Goal:
Repeat the whole listing below, word for word.

Figure contents as structured data:
[Begin]

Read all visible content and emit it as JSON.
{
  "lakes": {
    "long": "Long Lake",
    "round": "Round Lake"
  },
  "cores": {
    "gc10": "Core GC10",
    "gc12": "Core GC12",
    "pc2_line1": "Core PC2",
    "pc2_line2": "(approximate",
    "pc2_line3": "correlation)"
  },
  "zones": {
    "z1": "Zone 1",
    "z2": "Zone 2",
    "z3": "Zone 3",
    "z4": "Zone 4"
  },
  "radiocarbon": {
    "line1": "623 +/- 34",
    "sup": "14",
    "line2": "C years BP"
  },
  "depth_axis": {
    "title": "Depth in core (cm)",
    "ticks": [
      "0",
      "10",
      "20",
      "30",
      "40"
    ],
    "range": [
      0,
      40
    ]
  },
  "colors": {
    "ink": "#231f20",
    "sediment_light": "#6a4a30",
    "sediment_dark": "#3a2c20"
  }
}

[End]

Response below:
Read all visible content and emit it as JSON.
{
  "lakes": {
    "long": "Long Lake",
    "round": "Round Lake"
  },
  "cores": {
    "gc10": "Core GC10",
    "gc12": "Core GC12",
    "pc2_line1": "Core PC2",
    "pc2_line2": "(approximate",
    "pc2_line3": "correlation)"
  },
  "zones": {
    "z1": "Zone 1",
    "z2": "Zone 2",
    "z3": "Zone 3",
    "z4": "Zone 4"
  },
  "radiocarbon": {
    "line1": "623 +/- 34",
    "sup": "14",
    "line2": "C years BP"
  },
  "depth_axis": {
    "title": "Depth in core (cm)",
    "ticks": [
      "0",
      "10",
      "20",
      "30",
      "40"
    ],
    "range": [
      0,
      40
    ]
  },
  "colors": {
    "ink": "#231f20",
    "sediment_light": "#6a4a30",
    "sediment_dark": "#3a2c20"
  }
}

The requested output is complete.